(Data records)
++++++++++++++++++++
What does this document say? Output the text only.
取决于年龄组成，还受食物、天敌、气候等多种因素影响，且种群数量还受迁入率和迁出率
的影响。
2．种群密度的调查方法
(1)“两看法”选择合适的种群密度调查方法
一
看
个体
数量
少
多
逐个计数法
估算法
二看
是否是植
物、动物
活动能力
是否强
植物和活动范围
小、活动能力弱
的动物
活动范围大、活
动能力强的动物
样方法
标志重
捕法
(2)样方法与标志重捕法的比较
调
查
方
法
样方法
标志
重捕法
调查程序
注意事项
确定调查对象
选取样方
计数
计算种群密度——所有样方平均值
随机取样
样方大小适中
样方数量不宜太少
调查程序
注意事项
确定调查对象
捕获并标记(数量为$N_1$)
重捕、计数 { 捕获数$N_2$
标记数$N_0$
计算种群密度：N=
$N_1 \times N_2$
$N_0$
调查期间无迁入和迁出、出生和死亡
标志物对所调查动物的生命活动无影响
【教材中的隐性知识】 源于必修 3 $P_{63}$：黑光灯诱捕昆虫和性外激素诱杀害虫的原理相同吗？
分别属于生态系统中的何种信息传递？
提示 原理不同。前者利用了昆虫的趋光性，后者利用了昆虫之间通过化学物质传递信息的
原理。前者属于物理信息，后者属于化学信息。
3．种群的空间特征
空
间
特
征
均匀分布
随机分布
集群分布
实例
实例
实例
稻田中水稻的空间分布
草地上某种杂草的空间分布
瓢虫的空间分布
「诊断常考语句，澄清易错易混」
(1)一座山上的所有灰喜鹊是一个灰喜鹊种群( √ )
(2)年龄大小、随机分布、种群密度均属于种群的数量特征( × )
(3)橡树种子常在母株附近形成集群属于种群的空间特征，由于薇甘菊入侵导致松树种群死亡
++++++++++++++++++++
**BRIEF**.
Repeat each of the entries above precisely as given.

**RESPONSE FOR THIS EXERCISE**.
What does this document say? Output the text only.
取决于年龄组成，还受食物、天敌、气候等多种因素影响，且种群数量还受迁入率和迁出率
的影响。
2．种群密度的调查方法
(1)“两看法”选择合适的种群密度调查方法
一
看
个体
数量
少
多
逐个计数法
估算法
二看
是否是植
物、动物
活动能力
是否强
植物和活动范围
小、活动能力弱
的动物
活动范围大、活
动能力强的动物
样方法
标志重
捕法
(2)样方法与标志重捕法的比较
调
查
方
法
样方法
标志
重捕法
调查程序
注意事项
确定调查对象
选取样方
计数
计算种群密度——所有样方平均值
随机取样
样方大小适中
样方数量不宜太少
调查程序
注意事项
确定调查对象
捕获并标记(数量为$N_1$)
重捕、计数 { 捕获数$N_2$
标记数$N_0$
计算种群密度：N=
$N_1 \times N_2$
$N_0$
调查期间无迁入和迁出、出生和死亡
标志物对所调查动物的生命活动无影响
【教材中的隐性知识】 源于必修 3 $P_{63}$：黑光灯诱捕昆虫和性外激素诱杀害虫的原理相同吗？
分别属于生态系统中的何种信息传递？
提示 原理不同。前者利用了昆虫的趋光性，后者利用了昆虫之间通过化学物质传递信息的
原理。前者属于物理信息，后者属于化学信息。
3．种群的空间特征
空
间
特
征
均匀分布
随机分布
集群分布
实例
实例
实例
稻田中水稻的空间分布
草地上某种杂草的空间分布
瓢虫的空间分布
「诊断常考语句，澄清易错易混」
(1)一座山上的所有灰喜鹊是一个灰喜鹊种群( √ )
(2)年龄大小、随机分布、种群密度均属于种群的数量特征( × )
(3)橡树种子常在母株附近形成集群属于种群的空间特征，由于薇甘菊入侵导致松树种群死亡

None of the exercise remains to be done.